Выбранный отрывок =
Что нам дает ПВЛ? — абсолютно недостоверную картину. У нас есть несколько реально существовавших русских правителей.
Святослав — про него много пишут в связи с русско-греческой войной 970–972 годов.
Игорь — которого упоминают греки дважды, но зато на уровне императорском свидетельства те; кроме того, по этим свидетельствам достоверно устанавливается связь отец — сын между Игорем и Святославом.
Ольга — ее принимал ромейский император Константин Багрянородный; но при том он упоминает Святослава, но не говорит уже об Игоре — очевидно, в связи с несуществованием последного уже в этом мире.
Следовательно, эта линия: Игорь — муж, Ольга — жена, Святослав — сын — вполне надежна и исторична. Но вехи ее бытия занимают лишь 940–972 годы.
Далее у нас есть достоверный Олег — фигурант «кембриджского документа» и договора с греками 911 года. Его вехи объективны: 911–944 годы. Связь его с Игорем возможна, но не очевидна: во-первых, получается двоевластие в период 940–944 годов, а во-вторых, если верить в эпизод, где Святослав в малом детском возрасте начинает бой с древлянами в 946 году (а отчего бы и не верить, когда он так живо описан, что не выдумать?), то родиться он должен был около 940 года. Тогда при условии, что Олег уже правил в 911 году, получается, что поздновато он затеял себе наследника — году в 920-м.
Итак, первый необъясненный разрыв.
Второй очевиден даже для людей, далеких от тематики начала Руси. Летопись заявляет Игоря сыном Рюрика, который, по той же летописи, умер в 879 году. Тогда не только Олег недопустимо по тем патриархальным временам тянет с зачатием наследника, но и Игорь, который, вообще говоря, зачинает сына в возрасте за 60 лет!

[Данные о расположении элементов]

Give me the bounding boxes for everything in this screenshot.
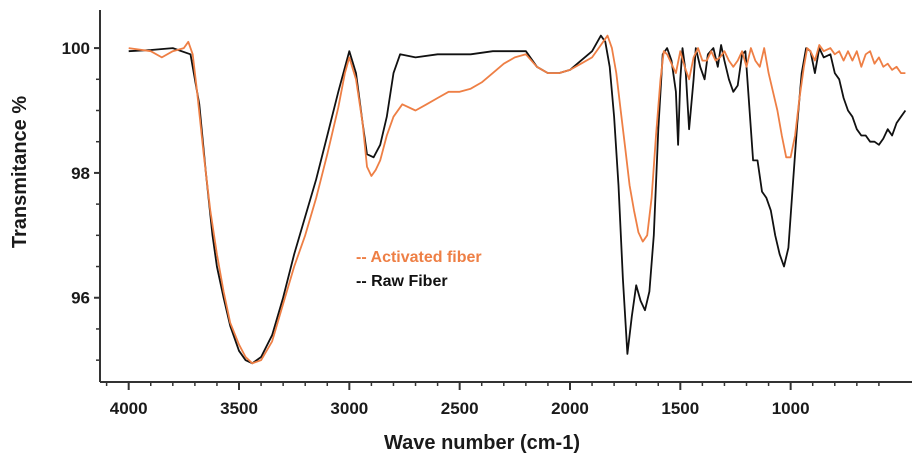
x-tick-label: 3500 [220,399,258,418]
x-tick-label: 3000 [330,399,368,418]
series-line-activated-fiber [128,34,906,365]
y-tick-label: 98 [71,164,90,183]
legend-label-raw-fiber: -- Raw Fiber [356,273,448,290]
series-line-raw-fiber [128,34,907,365]
y-axis-title: Transmitance % [9,96,31,249]
x-tick-label: 2000 [551,399,589,418]
x-tick-label: 2500 [441,399,479,418]
tick-layer: 96 98 100 4000 3500 3000 2500 2000 1500 1000 [62,39,880,418]
series-layer [128,34,907,365]
x-tick-label: 1000 [772,399,810,418]
axis-layer [99,10,912,383]
x-tick-label: 4000 [110,399,148,418]
x-tick-label: 1500 [661,399,699,418]
x-axis-title: Wave number (cm-1) [384,432,580,454]
y-tick-label: 96 [71,289,90,308]
legend: -- Activated fiber -- Raw Fiber [356,249,482,290]
y-tick-label: 100 [62,39,90,58]
legend-label-activated-fiber: -- Activated fiber [356,249,482,266]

Список заданий =
1. Перепишите слово в слово весь отрывок о ранних русских правителях и летописной хронологии.
2. Процитируйте, пожалуйста, из записей только строки начиная со строки с «x-tick-label: 3500 [220,399,258,418]» и заканчивая строкой с «y-tick-label: 100 [62,39,90,58]» включительно.

Ответы =
1.
Что нам дает ПВЛ? — абсолютно недостоверную картину. У нас есть несколько реально существовавших русских правителей.
Святослав — про него много пишут в связи с русско-греческой войной 970–972 годов.
Игорь — которого упоминают греки дважды, но зато на уровне императорском свидетельства те; кроме того, по этим свидетельствам достоверно устанавливается связь отец — сын между Игорем и Святославом.
Ольга — ее принимал ромейский император Константин Багрянородный; но при том он упоминает Святослава, но не говорит уже об Игоре — очевидно, в связи с несуществованием последного уже в этом мире.
Следовательно, эта линия: Игорь — муж, Ольга — жена, Святослав — сын — вполне надежна и исторична. Но вехи ее бытия занимают лишь 940–972 годы.
Далее у нас есть достоверный Олег — фигурант «кембриджского документа» и договора с греками 911 года. Его вехи объективны: 911–944 годы. Связь его с Игорем возможна, но не очевидна: во-первых, получается двоевластие в период 940–944 годов, а во-вторых, если верить в эпизод, где Святослав в малом детском возрасте начинает бой с древлянами в 946 году (а отчего бы и не верить, когда он так живо описан, что не выдумать?), то родиться он должен был около 940 года. Тогда при условии, что Олег уже правил в 911 году, получается, что поздновато он затеял себе наследника — году в 920-м.
Итак, первый необъясненный разрыв.
Второй очевиден даже для людей, далеких от тематики начала Руси. Летопись заявляет Игоря сыном Рюрика, который, по той же летописи, умер в 879 году. Тогда не только Олег недопустимо по тем патриархальным временам тянет с зачатием наследника, но и Игорь, который, вообще говоря, зачинает сына в возрасте за 60 лет!

2.
x-tick-label: 3500 [220,399,258,418]
x-tick-label: 3000 [330,399,368,418]
series-line-activated-fiber [128,34,906,365]
y-tick-label: 98 [71,164,90,183]
legend-label-raw-fiber: -- Raw Fiber [356,273,448,290]
series-line-raw-fiber [128,34,907,365]
y-axis-title: Transmitance % [9,96,31,249]
x-tick-label: 2000 [551,399,589,418]
x-tick-label: 2500 [441,399,479,418]
tick-layer: 96 98 100 4000 3500 3000 2500 2000 1500 1000 [62,39,880,418]
series-layer [128,34,907,365]
x-tick-label: 1000 [772,399,810,418]
axis-layer [99,10,912,383]
x-tick-label: 4000 [110,399,148,418]
x-tick-label: 1500 [661,399,699,418]
x-axis-title: Wave number (cm-1) [384,432,580,454]
y-tick-label: 96 [71,289,90,308]
legend: -- Activated fiber -- Raw Fiber [356,249,482,290]
y-tick-label: 100 [62,39,90,58]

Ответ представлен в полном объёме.